[begin Dataset rows]
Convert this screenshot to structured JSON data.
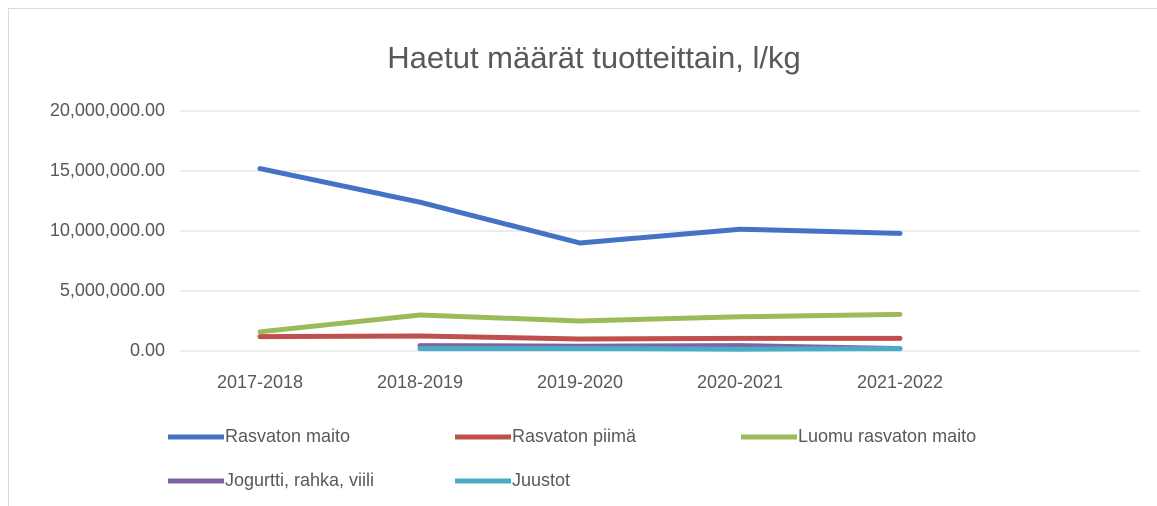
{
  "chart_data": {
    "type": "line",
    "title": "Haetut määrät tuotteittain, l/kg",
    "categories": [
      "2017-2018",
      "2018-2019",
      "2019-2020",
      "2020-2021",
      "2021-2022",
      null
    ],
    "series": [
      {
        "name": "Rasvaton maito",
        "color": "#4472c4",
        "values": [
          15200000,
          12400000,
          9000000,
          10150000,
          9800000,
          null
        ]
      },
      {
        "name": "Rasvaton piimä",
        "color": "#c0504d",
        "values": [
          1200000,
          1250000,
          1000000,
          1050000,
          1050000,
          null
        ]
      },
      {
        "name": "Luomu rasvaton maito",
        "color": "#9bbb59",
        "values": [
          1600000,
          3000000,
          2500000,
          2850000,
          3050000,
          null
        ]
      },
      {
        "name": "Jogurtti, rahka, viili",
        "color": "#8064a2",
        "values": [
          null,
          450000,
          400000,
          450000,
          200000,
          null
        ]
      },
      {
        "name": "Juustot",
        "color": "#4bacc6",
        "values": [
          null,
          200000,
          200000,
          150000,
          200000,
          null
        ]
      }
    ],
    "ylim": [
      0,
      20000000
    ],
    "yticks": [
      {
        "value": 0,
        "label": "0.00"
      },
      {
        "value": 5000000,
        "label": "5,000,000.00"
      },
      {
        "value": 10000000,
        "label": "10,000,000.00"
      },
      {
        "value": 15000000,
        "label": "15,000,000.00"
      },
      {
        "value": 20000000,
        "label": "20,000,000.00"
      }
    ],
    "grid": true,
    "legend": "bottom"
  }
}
[end Dataset rows]
> _Task instructions_
Leave out the pictures and print every line of the data exactly.

> _Finished answer_
Convert this screenshot to structured JSON data.
{
  "chart_data": {
    "type": "line",
    "title": "Haetut määrät tuotteittain, l/kg",
    "categories": [
      "2017-2018",
      "2018-2019",
      "2019-2020",
      "2020-2021",
      "2021-2022",
      null
    ],
    "series": [
      {
        "name": "Rasvaton maito",
        "color": "#4472c4",
        "values": [
          15200000,
          12400000,
          9000000,
          10150000,
          9800000,
          null
        ]
      },
      {
        "name": "Rasvaton piimä",
        "color": "#c0504d",
        "values": [
          1200000,
          1250000,
          1000000,
          1050000,
          1050000,
          null
        ]
      },
      {
        "name": "Luomu rasvaton maito",
        "color": "#9bbb59",
        "values": [
          1600000,
          3000000,
          2500000,
          2850000,
          3050000,
          null
        ]
      },
      {
        "name": "Jogurtti, rahka, viili",
        "color": "#8064a2",
        "values": [
          null,
          450000,
          400000,
          450000,
          200000,
          null
        ]
      },
      {
        "name": "Juustot",
        "color": "#4bacc6",
        "values": [
          null,
          200000,
          200000,
          150000,
          200000,
          null
        ]
      }
    ],
    "ylim": [
      0,
      20000000
    ],
    "yticks": [
      {
        "value": 0,
        "label": "0.00"
      },
      {
        "value": 5000000,
        "label": "5,000,000.00"
      },
      {
        "value": 10000000,
        "label": "10,000,000.00"
      },
      {
        "value": 15000000,
        "label": "15,000,000.00"
      },
      {
        "value": 20000000,
        "label": "20,000,000.00"
      }
    ],
    "grid": true,
    "legend": "bottom"
  }
}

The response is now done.